* Start *

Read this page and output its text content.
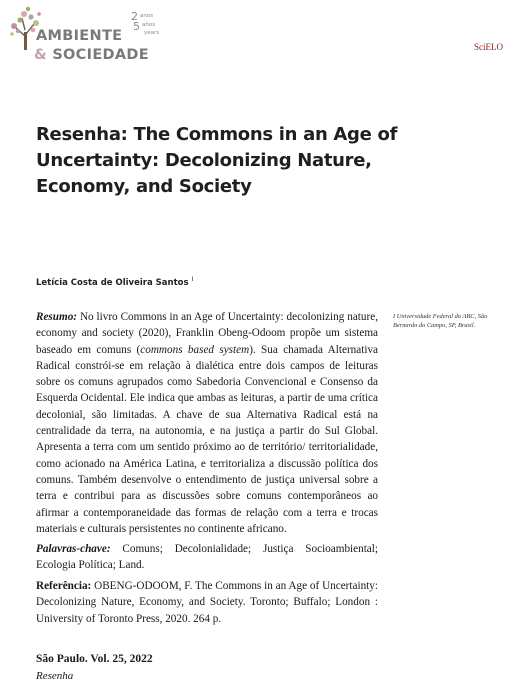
AMBIENTE
& SOCIEDADE
2
5
anos
años
years
SciELO
Resenha: The Commons in an Age of Uncertainty: Decolonizing Nature, Economy, and Society
Letícia Costa de Oliveira Santos $^I$
I Universidade Federal do ABC, São Bernardo do Campo, SP, Brasil.

Resumo: No livro Commons in an Age of Uncertainty: decolonizing nature, economy and society (2020), Franklin Obeng-Odoom propõe um sistema baseado em comuns (commons based system). Sua chamada Alternativa Radical constrói-se em relação à dialética entre dois campos de leituras sobre os comuns agrupados como Sabedoria Convencional e Consenso da Esquerda Ocidental. Ele indica que ambas as leituras, a partir de uma crítica decolonial, são limitadas. A chave de sua Alternativa Radical está na centralidade da terra, na autonomia, e na justiça a partir do Sul Global. Apresenta a terra com um sentido próximo ao de território/ territorialidade, como acionado na América Latina, e territorializa a discussão política dos comuns. Também desenvolve o entendimento de justiça universal sobre a terra e contribui para as discussões sobre comuns contemporâneos ao afirmar a contemporaneidade das formas de relação com a terra e trocas materiais e culturais persistentes no continente africano.

Palavras-chave: Comuns; Decolonialidade; Justiça Socioambiental; Ecologia Política; Land.

Referência: OBENG-ODOOM, F. The Commons in an Age of Uncertainty: Decolonizing Nature, Economy, and Society. Toronto; Buffalo; London : University of Toronto Press, 2020. 264 p.

São Paulo. Vol. 25, 2022
Resenha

* End *

[Work to do]: The pictures in the entries should be left out; output everything else exactly.

[Result]:
Read this page and output its text content.
AMBIENTE
& SOCIEDADE
2
5
anos
años
years
SciELO
Resenha: The Commons in an Age of Uncertainty: Decolonizing Nature, Economy, and Society
Letícia Costa de Oliveira Santos $^I$
I Universidade Federal do ABC, São Bernardo do Campo, SP, Brasil.

Resumo: No livro Commons in an Age of Uncertainty: decolonizing nature, economy and society (2020), Franklin Obeng-Odoom propõe um sistema baseado em comuns (commons based system). Sua chamada Alternativa Radical constrói-se em relação à dialética entre dois campos de leituras sobre os comuns agrupados como Sabedoria Convencional e Consenso da Esquerda Ocidental. Ele indica que ambas as leituras, a partir de uma crítica decolonial, são limitadas. A chave de sua Alternativa Radical está na centralidade da terra, na autonomia, e na justiça a partir do Sul Global. Apresenta a terra com um sentido próximo ao de território/ territorialidade, como acionado na América Latina, e territorializa a discussão política dos comuns. Também desenvolve o entendimento de justiça universal sobre a terra e contribui para as discussões sobre comuns contemporâneos ao afirmar a contemporaneidade das formas de relação com a terra e trocas materiais e culturais persistentes no continente africano.

Palavras-chave: Comuns; Decolonialidade; Justiça Socioambiental; Ecologia Política; Land.

Referência: OBENG-ODOOM, F. The Commons in an Age of Uncertainty: Decolonizing Nature, Economy, and Society. Toronto; Buffalo; London : University of Toronto Press, 2020. 264 p.

São Paulo. Vol. 25, 2022
Resenha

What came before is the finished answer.